Stated goal ::
In the part of the rows that opens with the line containing "brand-logo: MORNSUN [268, 327, 315, 336]" and closes with the last row, rename "section-title" to "heading-text". Return only those lines, with nothing else changed.

[begin Data listing]

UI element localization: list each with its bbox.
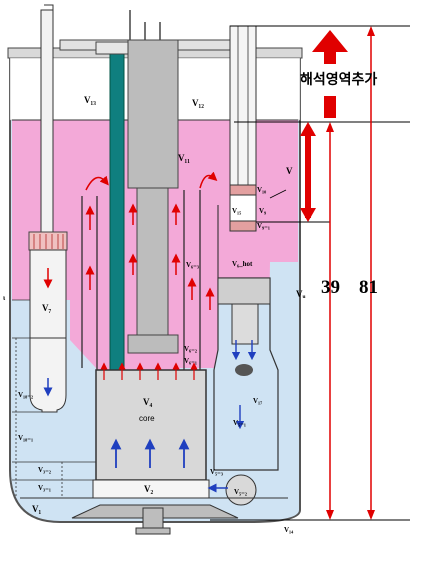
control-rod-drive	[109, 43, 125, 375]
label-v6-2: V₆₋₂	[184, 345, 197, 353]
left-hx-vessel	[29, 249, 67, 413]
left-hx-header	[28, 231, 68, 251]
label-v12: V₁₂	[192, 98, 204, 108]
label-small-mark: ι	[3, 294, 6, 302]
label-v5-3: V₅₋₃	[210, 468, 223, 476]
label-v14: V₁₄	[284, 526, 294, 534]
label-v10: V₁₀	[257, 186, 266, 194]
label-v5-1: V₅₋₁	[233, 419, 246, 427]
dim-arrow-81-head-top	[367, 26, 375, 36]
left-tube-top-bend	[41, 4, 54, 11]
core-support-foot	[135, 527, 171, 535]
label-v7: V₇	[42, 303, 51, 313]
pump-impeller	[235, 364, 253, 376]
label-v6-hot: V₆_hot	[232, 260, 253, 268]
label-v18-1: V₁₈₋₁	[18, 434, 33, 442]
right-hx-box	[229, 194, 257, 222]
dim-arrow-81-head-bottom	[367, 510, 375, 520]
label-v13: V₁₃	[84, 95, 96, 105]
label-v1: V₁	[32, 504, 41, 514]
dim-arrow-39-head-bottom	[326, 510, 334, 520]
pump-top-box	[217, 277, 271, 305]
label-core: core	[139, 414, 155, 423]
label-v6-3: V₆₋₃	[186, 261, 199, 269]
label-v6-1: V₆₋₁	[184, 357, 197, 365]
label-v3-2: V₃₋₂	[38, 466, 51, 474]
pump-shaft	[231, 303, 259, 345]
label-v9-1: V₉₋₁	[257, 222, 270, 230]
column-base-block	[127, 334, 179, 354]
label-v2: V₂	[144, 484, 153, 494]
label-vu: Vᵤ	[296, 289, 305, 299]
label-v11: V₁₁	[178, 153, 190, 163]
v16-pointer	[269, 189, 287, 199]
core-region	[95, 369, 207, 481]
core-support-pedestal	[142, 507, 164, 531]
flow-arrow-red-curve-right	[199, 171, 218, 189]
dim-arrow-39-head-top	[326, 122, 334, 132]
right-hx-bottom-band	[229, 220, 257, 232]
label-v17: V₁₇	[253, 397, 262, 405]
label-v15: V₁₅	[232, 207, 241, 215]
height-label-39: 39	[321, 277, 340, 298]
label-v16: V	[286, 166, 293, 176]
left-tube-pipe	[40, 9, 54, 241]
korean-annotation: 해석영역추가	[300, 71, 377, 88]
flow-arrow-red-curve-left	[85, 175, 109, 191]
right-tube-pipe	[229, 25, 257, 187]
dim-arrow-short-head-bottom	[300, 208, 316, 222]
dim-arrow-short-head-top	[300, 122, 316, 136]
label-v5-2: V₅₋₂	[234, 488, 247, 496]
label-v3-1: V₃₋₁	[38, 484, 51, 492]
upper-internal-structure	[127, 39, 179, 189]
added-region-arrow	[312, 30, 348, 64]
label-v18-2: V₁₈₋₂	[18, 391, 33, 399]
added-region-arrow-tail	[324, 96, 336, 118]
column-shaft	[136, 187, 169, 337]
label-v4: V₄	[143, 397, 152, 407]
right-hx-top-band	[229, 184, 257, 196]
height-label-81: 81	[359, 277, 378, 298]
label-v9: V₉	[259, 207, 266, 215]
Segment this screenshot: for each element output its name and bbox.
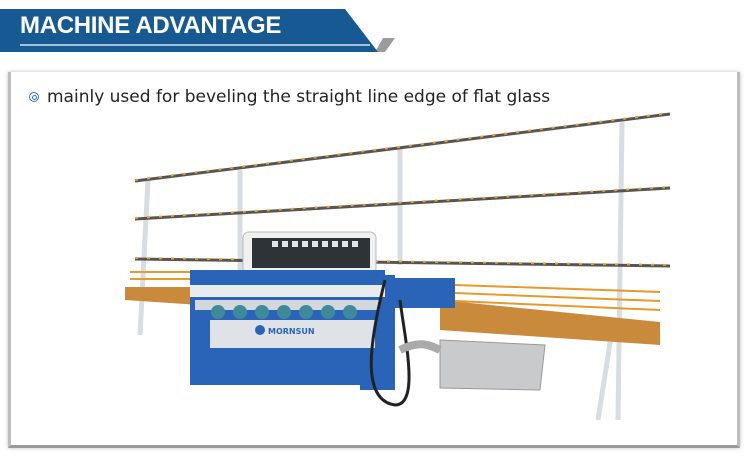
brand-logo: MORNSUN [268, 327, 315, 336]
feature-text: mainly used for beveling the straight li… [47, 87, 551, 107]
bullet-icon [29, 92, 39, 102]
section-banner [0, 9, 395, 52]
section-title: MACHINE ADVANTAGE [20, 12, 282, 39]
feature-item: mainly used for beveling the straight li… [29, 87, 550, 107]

[end Data listing]

Task response ::
brand-logo: MORNSUN [268, 327, 315, 336]
feature-text: mainly used for beveling the straight li… [47, 87, 551, 107]
bullet-icon [29, 92, 39, 102]
section-banner [0, 9, 395, 52]
heading-text: MACHINE ADVANTAGE [20, 12, 282, 39]
feature-item: mainly used for beveling the straight li… [29, 87, 550, 107]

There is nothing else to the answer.